Of all the lines in the material, how many contain the word "this"? State the number alone.

--- start Material to process ---

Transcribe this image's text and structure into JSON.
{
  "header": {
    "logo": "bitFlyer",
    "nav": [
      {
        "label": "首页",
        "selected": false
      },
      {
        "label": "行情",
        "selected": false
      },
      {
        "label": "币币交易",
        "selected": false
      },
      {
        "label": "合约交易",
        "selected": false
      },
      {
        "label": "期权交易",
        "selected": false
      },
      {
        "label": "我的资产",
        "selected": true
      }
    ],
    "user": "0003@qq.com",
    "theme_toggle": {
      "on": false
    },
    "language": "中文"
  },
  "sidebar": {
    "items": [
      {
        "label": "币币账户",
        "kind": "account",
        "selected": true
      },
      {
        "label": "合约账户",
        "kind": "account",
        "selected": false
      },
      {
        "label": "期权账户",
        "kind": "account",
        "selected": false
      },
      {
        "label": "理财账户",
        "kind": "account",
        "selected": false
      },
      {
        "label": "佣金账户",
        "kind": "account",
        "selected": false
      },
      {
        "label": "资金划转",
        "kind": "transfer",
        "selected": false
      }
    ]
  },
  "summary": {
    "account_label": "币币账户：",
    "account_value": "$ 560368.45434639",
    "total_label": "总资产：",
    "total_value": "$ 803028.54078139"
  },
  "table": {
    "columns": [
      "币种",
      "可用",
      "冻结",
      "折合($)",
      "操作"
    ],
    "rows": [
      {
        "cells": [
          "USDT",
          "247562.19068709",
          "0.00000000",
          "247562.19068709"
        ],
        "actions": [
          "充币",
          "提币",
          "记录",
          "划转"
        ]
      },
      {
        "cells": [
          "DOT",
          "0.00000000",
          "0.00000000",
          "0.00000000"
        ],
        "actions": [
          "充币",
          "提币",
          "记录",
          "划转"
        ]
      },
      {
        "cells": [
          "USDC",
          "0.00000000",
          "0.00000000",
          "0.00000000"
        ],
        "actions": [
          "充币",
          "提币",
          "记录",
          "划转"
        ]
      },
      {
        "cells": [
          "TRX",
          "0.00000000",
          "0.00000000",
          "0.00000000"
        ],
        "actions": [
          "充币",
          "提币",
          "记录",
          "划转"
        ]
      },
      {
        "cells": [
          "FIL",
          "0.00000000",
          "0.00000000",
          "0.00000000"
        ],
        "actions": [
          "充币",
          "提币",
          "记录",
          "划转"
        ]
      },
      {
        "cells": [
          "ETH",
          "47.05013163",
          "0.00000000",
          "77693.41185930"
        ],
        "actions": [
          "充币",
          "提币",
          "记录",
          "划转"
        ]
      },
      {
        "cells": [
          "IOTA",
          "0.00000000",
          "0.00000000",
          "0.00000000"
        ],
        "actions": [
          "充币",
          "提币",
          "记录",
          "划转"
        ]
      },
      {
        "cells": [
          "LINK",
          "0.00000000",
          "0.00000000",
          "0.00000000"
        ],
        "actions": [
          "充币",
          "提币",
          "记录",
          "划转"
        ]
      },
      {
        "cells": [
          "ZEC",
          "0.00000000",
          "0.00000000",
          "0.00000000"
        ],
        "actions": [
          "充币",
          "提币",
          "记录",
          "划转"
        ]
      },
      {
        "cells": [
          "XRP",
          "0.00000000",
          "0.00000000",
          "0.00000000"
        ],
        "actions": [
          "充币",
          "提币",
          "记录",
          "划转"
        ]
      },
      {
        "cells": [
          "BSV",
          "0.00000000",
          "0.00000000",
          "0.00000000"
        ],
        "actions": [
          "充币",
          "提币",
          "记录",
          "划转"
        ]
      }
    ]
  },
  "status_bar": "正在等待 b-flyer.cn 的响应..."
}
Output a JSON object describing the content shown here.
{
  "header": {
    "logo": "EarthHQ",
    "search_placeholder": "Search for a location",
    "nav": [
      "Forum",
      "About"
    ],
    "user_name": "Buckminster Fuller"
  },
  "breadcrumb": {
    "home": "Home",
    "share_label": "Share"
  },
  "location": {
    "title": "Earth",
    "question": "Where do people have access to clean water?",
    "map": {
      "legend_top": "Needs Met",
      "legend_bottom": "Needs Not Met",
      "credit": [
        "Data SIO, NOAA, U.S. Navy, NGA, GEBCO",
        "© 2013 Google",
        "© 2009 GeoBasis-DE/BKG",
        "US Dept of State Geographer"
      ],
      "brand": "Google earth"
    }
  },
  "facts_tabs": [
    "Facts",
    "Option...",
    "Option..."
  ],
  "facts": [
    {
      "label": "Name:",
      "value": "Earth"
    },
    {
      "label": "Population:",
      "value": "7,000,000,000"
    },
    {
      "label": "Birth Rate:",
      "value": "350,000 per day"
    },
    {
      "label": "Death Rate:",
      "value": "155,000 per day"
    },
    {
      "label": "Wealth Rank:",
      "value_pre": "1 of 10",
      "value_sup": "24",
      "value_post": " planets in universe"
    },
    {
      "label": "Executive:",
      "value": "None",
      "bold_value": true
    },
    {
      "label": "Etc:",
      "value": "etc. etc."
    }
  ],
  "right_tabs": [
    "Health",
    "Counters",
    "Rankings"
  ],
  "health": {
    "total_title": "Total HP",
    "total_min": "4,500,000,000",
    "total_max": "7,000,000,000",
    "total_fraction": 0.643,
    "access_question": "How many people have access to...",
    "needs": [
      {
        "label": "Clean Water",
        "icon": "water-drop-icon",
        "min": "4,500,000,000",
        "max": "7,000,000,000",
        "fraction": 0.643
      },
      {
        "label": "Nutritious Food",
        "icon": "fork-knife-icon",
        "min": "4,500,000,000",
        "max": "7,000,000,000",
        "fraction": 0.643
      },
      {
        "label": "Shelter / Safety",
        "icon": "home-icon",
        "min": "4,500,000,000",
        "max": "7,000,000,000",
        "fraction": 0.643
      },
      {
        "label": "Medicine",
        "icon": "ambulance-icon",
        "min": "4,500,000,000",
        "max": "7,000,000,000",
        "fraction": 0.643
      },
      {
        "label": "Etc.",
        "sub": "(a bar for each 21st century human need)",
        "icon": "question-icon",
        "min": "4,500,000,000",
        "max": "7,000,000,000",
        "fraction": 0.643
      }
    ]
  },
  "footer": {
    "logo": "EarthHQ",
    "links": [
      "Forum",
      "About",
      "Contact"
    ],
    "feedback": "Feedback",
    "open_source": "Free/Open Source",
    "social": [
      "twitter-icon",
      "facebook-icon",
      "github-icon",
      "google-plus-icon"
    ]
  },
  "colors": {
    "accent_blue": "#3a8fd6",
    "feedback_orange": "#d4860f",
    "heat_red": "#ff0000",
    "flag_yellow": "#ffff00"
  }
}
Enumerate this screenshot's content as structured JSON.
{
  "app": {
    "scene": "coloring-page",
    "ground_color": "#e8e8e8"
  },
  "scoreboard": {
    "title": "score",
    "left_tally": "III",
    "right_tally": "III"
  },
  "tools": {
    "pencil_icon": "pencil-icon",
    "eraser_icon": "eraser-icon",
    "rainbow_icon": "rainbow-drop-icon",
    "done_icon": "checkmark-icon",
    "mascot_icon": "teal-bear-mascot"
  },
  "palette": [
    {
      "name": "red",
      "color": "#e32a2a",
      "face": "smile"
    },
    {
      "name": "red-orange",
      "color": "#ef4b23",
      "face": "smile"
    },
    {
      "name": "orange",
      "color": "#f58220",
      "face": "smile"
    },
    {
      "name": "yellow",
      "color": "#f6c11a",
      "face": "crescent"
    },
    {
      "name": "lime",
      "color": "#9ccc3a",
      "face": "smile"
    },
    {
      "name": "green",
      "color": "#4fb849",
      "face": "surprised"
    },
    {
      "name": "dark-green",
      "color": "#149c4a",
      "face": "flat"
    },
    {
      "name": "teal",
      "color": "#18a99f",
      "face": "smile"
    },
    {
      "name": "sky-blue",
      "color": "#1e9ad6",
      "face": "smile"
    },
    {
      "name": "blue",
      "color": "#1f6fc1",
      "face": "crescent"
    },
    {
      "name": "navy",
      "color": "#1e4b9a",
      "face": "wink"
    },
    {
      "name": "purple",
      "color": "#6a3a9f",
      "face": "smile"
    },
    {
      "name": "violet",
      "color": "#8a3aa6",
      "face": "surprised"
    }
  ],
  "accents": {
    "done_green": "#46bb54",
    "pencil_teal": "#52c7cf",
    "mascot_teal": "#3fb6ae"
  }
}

--- end Material to process ---

- **Result below**
2